The records should be written out in full, with nothing altered.

— Begin —

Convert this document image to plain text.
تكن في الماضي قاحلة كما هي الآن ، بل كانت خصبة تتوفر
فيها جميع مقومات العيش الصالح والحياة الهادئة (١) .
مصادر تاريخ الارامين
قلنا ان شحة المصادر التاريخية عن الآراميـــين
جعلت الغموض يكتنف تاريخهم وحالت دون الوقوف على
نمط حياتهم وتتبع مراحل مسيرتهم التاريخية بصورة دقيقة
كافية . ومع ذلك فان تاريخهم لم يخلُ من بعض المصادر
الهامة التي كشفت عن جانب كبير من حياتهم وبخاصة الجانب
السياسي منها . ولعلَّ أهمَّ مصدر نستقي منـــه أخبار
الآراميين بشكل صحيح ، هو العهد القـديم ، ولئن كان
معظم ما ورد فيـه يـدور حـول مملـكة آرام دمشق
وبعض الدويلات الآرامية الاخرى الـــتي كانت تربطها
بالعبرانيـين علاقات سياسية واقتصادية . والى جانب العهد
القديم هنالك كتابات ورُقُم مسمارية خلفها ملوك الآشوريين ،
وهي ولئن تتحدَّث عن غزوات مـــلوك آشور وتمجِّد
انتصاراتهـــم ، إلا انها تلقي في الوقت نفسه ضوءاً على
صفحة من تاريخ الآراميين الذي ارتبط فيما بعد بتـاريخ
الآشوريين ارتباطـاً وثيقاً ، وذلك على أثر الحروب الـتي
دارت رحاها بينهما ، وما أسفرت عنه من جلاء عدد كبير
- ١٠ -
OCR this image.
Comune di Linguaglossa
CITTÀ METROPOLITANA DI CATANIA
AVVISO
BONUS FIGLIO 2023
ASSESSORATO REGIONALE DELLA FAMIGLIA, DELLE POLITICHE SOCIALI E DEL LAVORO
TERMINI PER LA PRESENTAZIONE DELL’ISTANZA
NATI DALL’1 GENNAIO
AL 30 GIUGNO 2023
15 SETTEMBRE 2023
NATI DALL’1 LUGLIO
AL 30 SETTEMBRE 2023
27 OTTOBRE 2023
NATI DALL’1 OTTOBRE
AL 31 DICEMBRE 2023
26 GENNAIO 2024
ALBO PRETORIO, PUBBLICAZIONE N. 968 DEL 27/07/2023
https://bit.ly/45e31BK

— End —

> Response
Convert this document image to plain text.
تكن في الماضي قاحلة كما هي الآن ، بل كانت خصبة تتوفر
فيها جميع مقومات العيش الصالح والحياة الهادئة (١) .
مصادر تاريخ الارامين
قلنا ان شحة المصادر التاريخية عن الآراميـــين
جعلت الغموض يكتنف تاريخهم وحالت دون الوقوف على
نمط حياتهم وتتبع مراحل مسيرتهم التاريخية بصورة دقيقة
كافية . ومع ذلك فان تاريخهم لم يخلُ من بعض المصادر
الهامة التي كشفت عن جانب كبير من حياتهم وبخاصة الجانب
السياسي منها . ولعلَّ أهمَّ مصدر نستقي منـــه أخبار
الآراميين بشكل صحيح ، هو العهد القـديم ، ولئن كان
معظم ما ورد فيـه يـدور حـول مملـكة آرام دمشق
وبعض الدويلات الآرامية الاخرى الـــتي كانت تربطها
بالعبرانيـين علاقات سياسية واقتصادية . والى جانب العهد
القديم هنالك كتابات ورُقُم مسمارية خلفها ملوك الآشوريين ،
وهي ولئن تتحدَّث عن غزوات مـــلوك آشور وتمجِّد
انتصاراتهـــم ، إلا انها تلقي في الوقت نفسه ضوءاً على
صفحة من تاريخ الآراميين الذي ارتبط فيما بعد بتـاريخ
الآشوريين ارتباطـاً وثيقاً ، وذلك على أثر الحروب الـتي
دارت رحاها بينهما ، وما أسفرت عنه من جلاء عدد كبير
- ١٠ -
OCR this image.
Comune di Linguaglossa
CITTÀ METROPOLITANA DI CATANIA
AVVISO
BONUS FIGLIO 2023
ASSESSORATO REGIONALE DELLA FAMIGLIA, DELLE POLITICHE SOCIALI E DEL LAVORO
TERMINI PER LA PRESENTAZIONE DELL’ISTANZA
NATI DALL’1 GENNAIO
AL 30 GIUGNO 2023
15 SETTEMBRE 2023
NATI DALL’1 LUGLIO
AL 30 SETTEMBRE 2023
27 OTTOBRE 2023
NATI DALL’1 OTTOBRE
AL 31 DICEMBRE 2023
26 GENNAIO 2024
ALBO PRETORIO, PUBBLICAZIONE N. 968 DEL 27/07/2023
https://bit.ly/45e31BK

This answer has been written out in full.